#### Objetivo del ejercicio:
Copie textualmente únicamente las líneas comprendidas entre la que contiene "tab-bar: L2 - Link" y la que contiene "chevron-down-icon xyxy=(169,121,178,126)", ambas incluidas.

#### Entradas enumeradas:
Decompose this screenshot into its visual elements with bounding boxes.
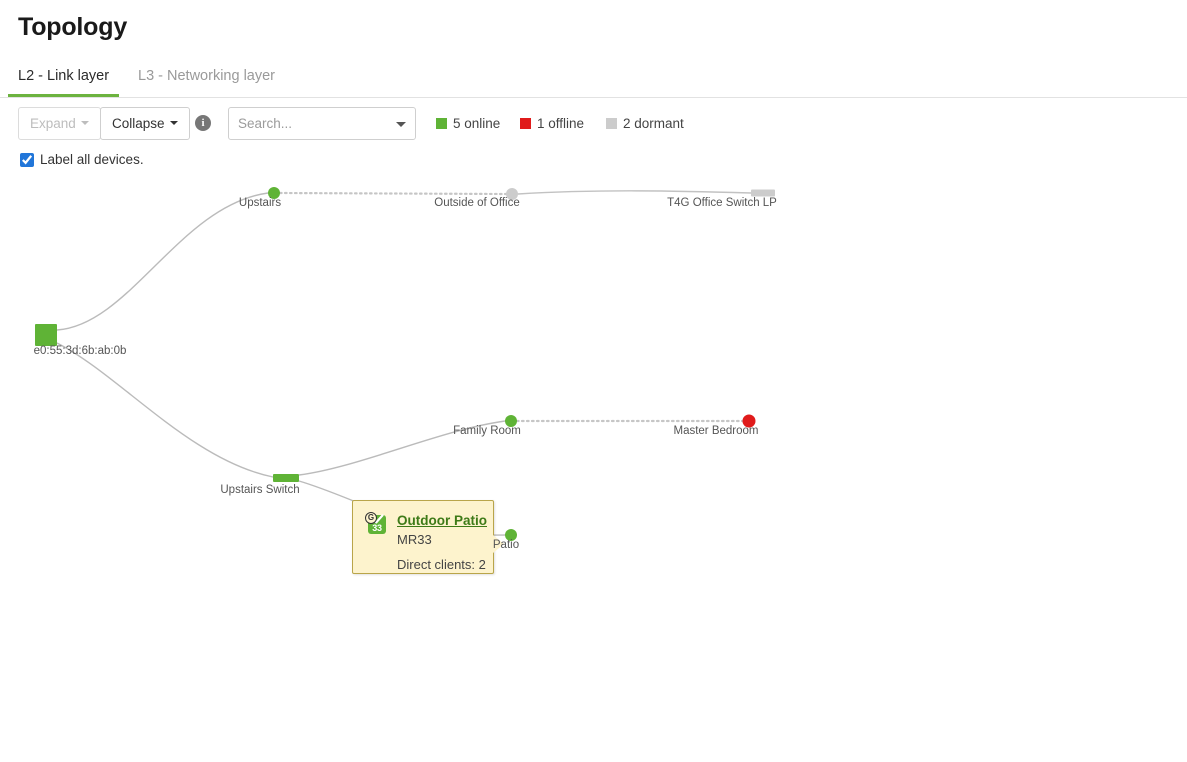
tab-bar: L2 - Link layer L3 - Networking layer xyxy=(0,62,1187,98)
legend-swatch-offline xyxy=(520,118,531,129)
access-point-icon-number: 33 xyxy=(372,523,382,533)
toolbar: Expand Collapse i 5 online 1 offline 2 d… xyxy=(0,107,1187,147)
label-all-devices-label: Label all devices. xyxy=(40,152,144,167)
legend-offline: 1 offline xyxy=(520,116,584,131)
legend-online: 5 online xyxy=(436,116,500,131)
node-outside-of-office[interactable] xyxy=(506,188,518,200)
legend-swatch-online xyxy=(436,118,447,129)
node-root[interactable] xyxy=(35,324,57,346)
tooltip-pointer xyxy=(493,535,504,553)
chevron-down-icon xyxy=(80,121,89,126)
search-input[interactable] xyxy=(229,108,389,139)
link-upstairs-outside xyxy=(278,191,508,196)
link-root-upstairs xyxy=(56,192,269,331)
chevron-down-icon[interactable] xyxy=(396,122,406,127)
node-patio[interactable] xyxy=(505,529,517,541)
legend-swatch-dormant xyxy=(606,118,617,129)
tooltip-device-link[interactable]: Outdoor Patio xyxy=(397,513,487,528)
collapse-button-label: Collapse xyxy=(112,116,165,131)
access-point-icon: 33 G xyxy=(365,512,386,534)
link-upswitch-family xyxy=(298,420,506,476)
tab-l3-networking-layer[interactable]: L3 - Networking layer xyxy=(128,62,285,97)
node-family-room[interactable] xyxy=(505,415,517,427)
tooltip-direct-clients: Direct clients: 2 xyxy=(397,557,486,572)
legend-dormant-label: 2 dormant xyxy=(623,116,684,131)
expand-button[interactable]: Expand xyxy=(18,107,101,140)
node-upstairs-switch[interactable] xyxy=(273,474,299,482)
page-title: Topology xyxy=(18,13,128,41)
link-outside-t4gswitch xyxy=(517,190,752,195)
expand-button-label: Expand xyxy=(30,116,76,131)
node-t4g-office-switch-lp[interactable] xyxy=(751,189,775,197)
topology-links xyxy=(56,190,752,536)
legend-offline-label: 1 offline xyxy=(537,116,585,131)
collapse-button[interactable]: Collapse xyxy=(100,107,190,140)
gateway-badge-icon: G xyxy=(365,512,377,524)
label-all-devices-checkbox[interactable] xyxy=(20,152,34,167)
legend-online-label: 5 online xyxy=(453,116,501,131)
legend-dormant: 2 dormant xyxy=(606,116,684,131)
chevron-down-icon xyxy=(169,121,178,126)
tab-l2-link-layer[interactable]: L2 - Link layer xyxy=(8,62,120,97)
topology-canvas[interactable]: e0:55:3d:6b:ab:0b Upstairs Outside of Of… xyxy=(0,175,1187,762)
label-all-devices-row[interactable]: Label all devices. xyxy=(20,152,144,167)
device-tooltip: 33 G Outdoor Patio MR33 Direct clients: … xyxy=(352,500,505,574)
node-upstairs[interactable] xyxy=(268,187,280,199)
search-box[interactable] xyxy=(228,107,416,140)
node-master-bedroom[interactable] xyxy=(742,414,756,428)
tooltip-device-model: MR33 xyxy=(397,532,432,547)
info-icon[interactable]: i xyxy=(195,115,211,131)
link-root-upswitch xyxy=(56,342,274,478)
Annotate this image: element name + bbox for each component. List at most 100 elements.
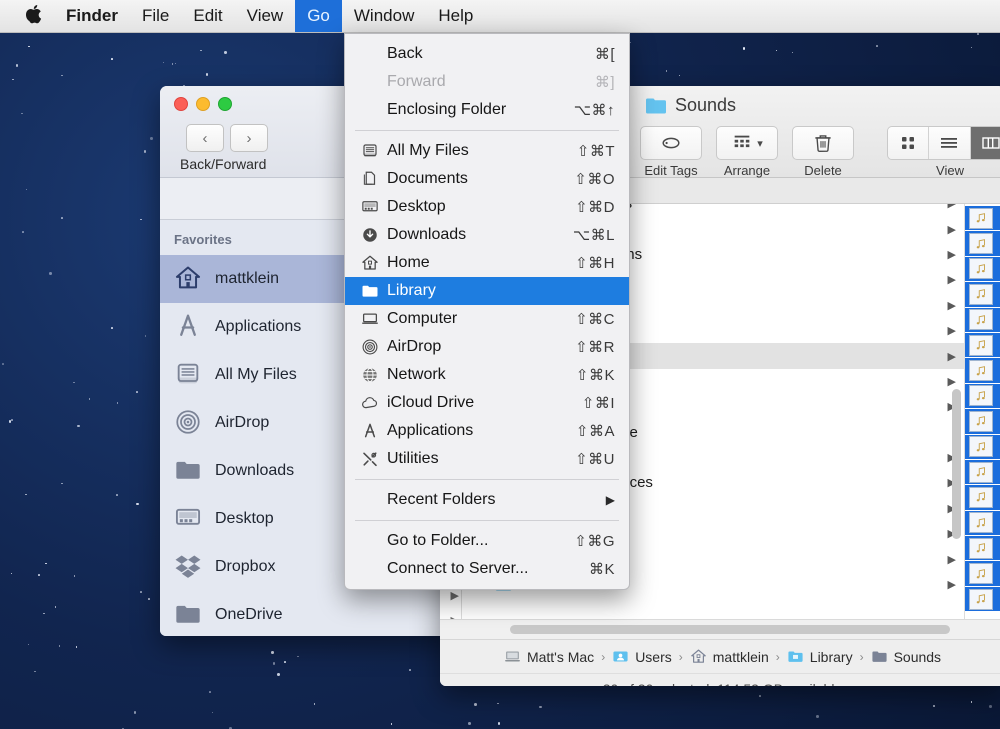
menu-go[interactable]: Go [295,0,342,32]
mac-icon [504,648,521,665]
go-menu-item-label: iCloud Drive [387,394,475,411]
go-menu-dropdown[interactable]: Back ⌘[Forward ⌘] Enclosing Folder ⌥⌘↑ All My… [344,33,630,590]
breadcrumb-item-mattklein[interactable]: mattklein [690,648,769,665]
go-menu-item-label: Connect to Server... [387,560,529,577]
go-menu-item-library[interactable]: Library [345,277,629,305]
view-segmented-control[interactable] [887,126,1000,160]
icon-view-button[interactable] [888,127,930,159]
forward-button[interactable]: › [230,124,268,152]
go-menu-item-airdrop[interactable]: AirDrop ⇧⌘R [345,333,629,361]
nav-buttons-label: Back/Forward [180,156,267,172]
toolbar-button-label: Arrange [723,163,771,178]
go-menu-item-icloud-drive[interactable]: iCloud Drive ⇧⌘I [345,389,629,417]
selected-audio-file-row[interactable] [965,459,1000,486]
disclosure-arrow-icon[interactable]: ▶ [948,273,956,286]
menu-bar[interactable]: Finder File Edit View Go Window Help [0,0,1000,33]
menu-view[interactable]: View [235,0,296,32]
disclosure-arrow-icon[interactable]: ▶ [948,223,956,236]
breadcrumb-item-users[interactable]: Users [612,648,672,665]
disclosure-arrow-icon[interactable]: ▶ [948,248,956,261]
go-menu-item-shortcut: ⇧⌘D [575,199,615,216]
go-menu-item-back[interactable]: Back ⌘[ [345,40,629,68]
delete-button[interactable]: Delete [792,126,854,178]
selected-audio-file-row[interactable] [965,586,1000,613]
breadcrumb-item-label: Library [809,648,853,665]
selected-audio-file-row[interactable] [965,383,1000,410]
go-menu-item-computer[interactable]: Computer ⇧⌘C [345,305,629,333]
selected-audio-file-row[interactable] [965,282,1000,308]
go-menu-item-label: Utilities [387,450,439,467]
go-menu-item-enclosing-folder[interactable]: Enclosing Folder ⌥⌘↑ [345,96,629,124]
column-view-button[interactable] [970,127,1000,159]
selected-audio-file-row[interactable] [965,510,1000,537]
go-menu-item-home[interactable]: Home ⇧⌘H [345,249,629,277]
selected-audio-file-row[interactable] [965,536,1000,562]
go-menu-item-go-to-folder[interactable]: Go to Folder... ⇧⌘G [345,527,629,555]
selected-audio-file-row[interactable] [965,561,1000,587]
nav-buttons[interactable]: ‹ › [186,124,268,152]
music-note-icon [969,537,993,559]
selected-audio-file-row[interactable] [965,485,1000,511]
menu-edit[interactable]: Edit [181,0,234,32]
sidebar-item-onedrive[interactable]: OneDrive [160,591,460,636]
music-note-icon [969,486,993,508]
apple-menu-icon[interactable] [14,3,54,30]
go-menu-item-all-my-files[interactable]: All My Files ⇧⌘T [345,137,629,165]
selected-audio-file-row[interactable] [965,256,1000,283]
go-menu-item-label: Network [387,366,446,383]
music-note-icon [969,436,993,458]
selected-audio-file-row[interactable] [965,434,1000,460]
disclosure-arrow-icon[interactable]: ▶ [948,299,956,312]
go-menu-item-applications[interactable]: Applications ⇧⌘A [345,417,629,445]
menu-finder[interactable]: Finder [54,0,130,32]
view-label: View [936,163,964,178]
go-menu-item-desktop[interactable]: Desktop ⇧⌘D [345,193,629,221]
breadcrumb-item-sounds[interactable]: Sounds [871,648,941,665]
menu-help[interactable]: Help [426,0,485,32]
disclosure-arrow-icon[interactable]: ▶ [948,553,956,566]
breadcrumb-item-matt-s-mac[interactable]: Matt's Mac [504,648,594,665]
go-menu-item-connect-to-server[interactable]: Connect to Server... ⌘K [345,555,629,583]
back-button[interactable]: ‹ [186,124,224,152]
breadcrumb[interactable]: Matt's Mac › Users › mattklein › Library › Sound… [440,639,1000,673]
disclosure-arrow-icon[interactable]: ▶ [451,614,459,619]
selected-audio-file-row[interactable] [965,307,1000,333]
file-list-scrollbar[interactable] [952,389,961,539]
go-menu-item-network[interactable]: Network ⇧⌘K [345,361,629,389]
disclosure-arrow-icon[interactable]: ▶ [948,204,956,210]
selected-audio-file-row[interactable] [965,206,1000,232]
selected-audio-file-row[interactable] [965,358,1000,384]
go-menu-item-label: AirDrop [387,338,442,355]
page-title: Sounds [675,95,737,115]
disclosure-arrow-icon[interactable]: ▶ [948,324,956,337]
disclosure-arrow-icon[interactable]: ▶ [948,578,956,591]
breadcrumb-item-library[interactable]: Library [787,648,853,665]
menu-window[interactable]: Window [342,0,426,32]
go-menu-item-shortcut: ⌘K [588,561,615,578]
selected-audio-file-row[interactable] [965,231,1000,257]
preview-column[interactable] [965,204,1000,619]
finder-toolbar[interactable]: Edit Tags ▾ Arrange Delete [640,126,854,178]
go-menu-item-recent-folders[interactable]: Recent Folders ▶ [345,486,629,514]
go-menu-item-label: Home [387,254,430,271]
selected-audio-file-row[interactable] [965,409,1000,435]
go-menu-item-downloads[interactable]: Downloads ⌥⌘L [345,221,629,249]
window-controls[interactable] [174,97,232,111]
minimize-button[interactable] [196,97,210,111]
breadcrumb-item-label: mattklein [712,648,769,665]
close-button[interactable] [174,97,188,111]
go-menu-item-documents[interactable]: Documents ⇧⌘O [345,165,629,193]
horizontal-scrollbar[interactable] [440,619,1000,639]
go-menu-item-shortcut: ⇧⌘O [574,171,615,188]
list-view-button[interactable] [929,127,971,159]
maximize-button[interactable] [218,97,232,111]
view-mode-group[interactable]: View [887,126,1000,178]
menu-file[interactable]: File [130,0,181,32]
disclosure-arrow-icon[interactable]: ▶ [948,375,956,388]
disclosure-arrow-icon[interactable]: ▶ [451,589,459,602]
disclosure-arrow-icon[interactable]: ▶ [948,350,956,363]
edit-tags-button[interactable]: Edit Tags [640,126,702,178]
go-menu-item-utilities[interactable]: Utilities ⇧⌘U [345,445,629,473]
selected-audio-file-row[interactable] [965,332,1000,359]
arrange-button[interactable]: ▾ Arrange [716,126,778,178]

#### Resultado del ejercicio:
tab-bar: L2 - Link layer L3 - Networking layer xyxy=(0,62,1187,98)
legend-swatch-offline xyxy=(520,118,531,129)
access-point-icon-number: 33 xyxy=(372,523,382,533)
toolbar: Expand Collapse i 5 online 1 offline 2 d… xyxy=(0,107,1187,147)
label-all-devices-label: Label all devices. xyxy=(40,152,144,167)
legend-offline: 1 offline xyxy=(520,116,584,131)
legend-online: 5 online xyxy=(436,116,500,131)
node-outside-of-office[interactable] xyxy=(506,188,518,200)
legend-swatch-online xyxy=(436,118,447,129)
node-root[interactable] xyxy=(35,324,57,346)
tooltip-pointer xyxy=(493,535,504,553)
chevron-down-icon xyxy=(80,121,89,126)
search-input[interactable] xyxy=(229,108,389,139)
link-upstairs-outside xyxy=(278,191,508,196)
link-root-upstairs xyxy=(56,192,269,331)
chevron-down-icon[interactable] xyxy=(396,122,406,127)
node-patio[interactable] xyxy=(505,529,517,541)
legend-swatch-dormant xyxy=(606,118,617,129)
tooltip-device-link[interactable]: Outdoor Patio xyxy=(397,513,487,528)
collapse-button-label: Collapse xyxy=(112,116,165,131)
access-point-icon: 33 G xyxy=(365,512,386,534)
link-upswitch-family xyxy=(298,420,506,476)
tab-l3-networking-layer[interactable]: L3 - Networking layer xyxy=(128,62,285,97)
node-family-room[interactable] xyxy=(505,415,517,427)
tooltip-direct-clients: Direct clients: 2 xyxy=(397,557,486,572)
legend-dormant-label: 2 dormant xyxy=(623,116,684,131)
expand-button[interactable]: Expand xyxy=(18,107,101,140)
node-upstairs-switch[interactable] xyxy=(273,474,299,482)
page-title: Topology xyxy=(18,13,128,41)
link-outside-t4gswitch xyxy=(517,190,752,195)
expand-button-label: Expand xyxy=(30,116,76,131)
node-t4g-office-switch-lp[interactable] xyxy=(751,189,775,197)
topology-links xyxy=(56,190,752,536)
legend-offline-label: 1 offline xyxy=(537,116,585,131)
collapse-button[interactable]: Collapse xyxy=(100,107,190,140)
gateway-badge-icon: G xyxy=(365,512,377,524)
label-all-devices-checkbox[interactable] xyxy=(20,152,34,167)
legend-online-label: 5 online xyxy=(453,116,501,131)
legend-dormant: 2 dormant xyxy=(606,116,684,131)
chevron-down-icon xyxy=(169,121,178,126)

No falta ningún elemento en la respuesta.